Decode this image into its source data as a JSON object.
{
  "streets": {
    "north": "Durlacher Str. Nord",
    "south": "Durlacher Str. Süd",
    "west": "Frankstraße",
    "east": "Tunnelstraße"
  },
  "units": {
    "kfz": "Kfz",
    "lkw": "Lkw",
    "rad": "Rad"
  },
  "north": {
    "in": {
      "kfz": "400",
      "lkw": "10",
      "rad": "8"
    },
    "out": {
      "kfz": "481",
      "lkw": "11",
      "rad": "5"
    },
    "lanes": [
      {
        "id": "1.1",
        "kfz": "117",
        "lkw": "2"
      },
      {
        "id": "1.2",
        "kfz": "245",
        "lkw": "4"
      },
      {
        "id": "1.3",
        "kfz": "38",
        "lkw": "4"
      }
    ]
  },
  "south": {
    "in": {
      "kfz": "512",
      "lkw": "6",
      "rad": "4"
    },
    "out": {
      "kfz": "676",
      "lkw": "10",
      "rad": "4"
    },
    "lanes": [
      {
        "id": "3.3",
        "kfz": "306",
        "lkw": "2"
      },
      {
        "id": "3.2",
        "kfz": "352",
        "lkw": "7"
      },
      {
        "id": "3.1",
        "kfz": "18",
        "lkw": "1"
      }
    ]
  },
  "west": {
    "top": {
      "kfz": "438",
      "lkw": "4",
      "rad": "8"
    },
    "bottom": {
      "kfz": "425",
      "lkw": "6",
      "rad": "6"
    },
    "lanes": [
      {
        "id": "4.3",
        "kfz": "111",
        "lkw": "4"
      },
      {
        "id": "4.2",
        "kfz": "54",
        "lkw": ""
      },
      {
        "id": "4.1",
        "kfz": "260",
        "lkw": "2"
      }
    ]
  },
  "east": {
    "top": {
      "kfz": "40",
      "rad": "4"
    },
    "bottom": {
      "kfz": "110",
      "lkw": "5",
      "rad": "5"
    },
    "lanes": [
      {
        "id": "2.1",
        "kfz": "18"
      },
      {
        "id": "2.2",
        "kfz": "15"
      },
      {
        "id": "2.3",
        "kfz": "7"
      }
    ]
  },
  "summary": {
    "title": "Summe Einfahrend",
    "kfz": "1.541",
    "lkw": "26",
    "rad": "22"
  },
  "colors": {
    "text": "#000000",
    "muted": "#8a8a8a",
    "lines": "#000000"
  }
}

◆ ◆ ◆ ◆

*WHAT YOU ARE ASKED TO DO:*
The full set of records should be duplicated exactly.

*WRITTEN SOLUTION:*
Decode this image into its source data as a JSON object.
{
  "streets": {
    "north": "Durlacher Str. Nord",
    "south": "Durlacher Str. Süd",
    "west": "Frankstraße",
    "east": "Tunnelstraße"
  },
  "units": {
    "kfz": "Kfz",
    "lkw": "Lkw",
    "rad": "Rad"
  },
  "north": {
    "in": {
      "kfz": "400",
      "lkw": "10",
      "rad": "8"
    },
    "out": {
      "kfz": "481",
      "lkw": "11",
      "rad": "5"
    },
    "lanes": [
      {
        "id": "1.1",
        "kfz": "117",
        "lkw": "2"
      },
      {
        "id": "1.2",
        "kfz": "245",
        "lkw": "4"
      },
      {
        "id": "1.3",
        "kfz": "38",
        "lkw": "4"
      }
    ]
  },
  "south": {
    "in": {
      "kfz": "512",
      "lkw": "6",
      "rad": "4"
    },
    "out": {
      "kfz": "676",
      "lkw": "10",
      "rad": "4"
    },
    "lanes": [
      {
        "id": "3.3",
        "kfz": "306",
        "lkw": "2"
      },
      {
        "id": "3.2",
        "kfz": "352",
        "lkw": "7"
      },
      {
        "id": "3.1",
        "kfz": "18",
        "lkw": "1"
      }
    ]
  },
  "west": {
    "top": {
      "kfz": "438",
      "lkw": "4",
      "rad": "8"
    },
    "bottom": {
      "kfz": "425",
      "lkw": "6",
      "rad": "6"
    },
    "lanes": [
      {
        "id": "4.3",
        "kfz": "111",
        "lkw": "4"
      },
      {
        "id": "4.2",
        "kfz": "54",
        "lkw": ""
      },
      {
        "id": "4.1",
        "kfz": "260",
        "lkw": "2"
      }
    ]
  },
  "east": {
    "top": {
      "kfz": "40",
      "rad": "4"
    },
    "bottom": {
      "kfz": "110",
      "lkw": "5",
      "rad": "5"
    },
    "lanes": [
      {
        "id": "2.1",
        "kfz": "18"
      },
      {
        "id": "2.2",
        "kfz": "15"
      },
      {
        "id": "2.3",
        "kfz": "7"
      }
    ]
  },
  "summary": {
    "title": "Summe Einfahrend",
    "kfz": "1.541",
    "lkw": "26",
    "rad": "22"
  },
  "colors": {
    "text": "#000000",
    "muted": "#8a8a8a",
    "lines": "#000000"
  }
}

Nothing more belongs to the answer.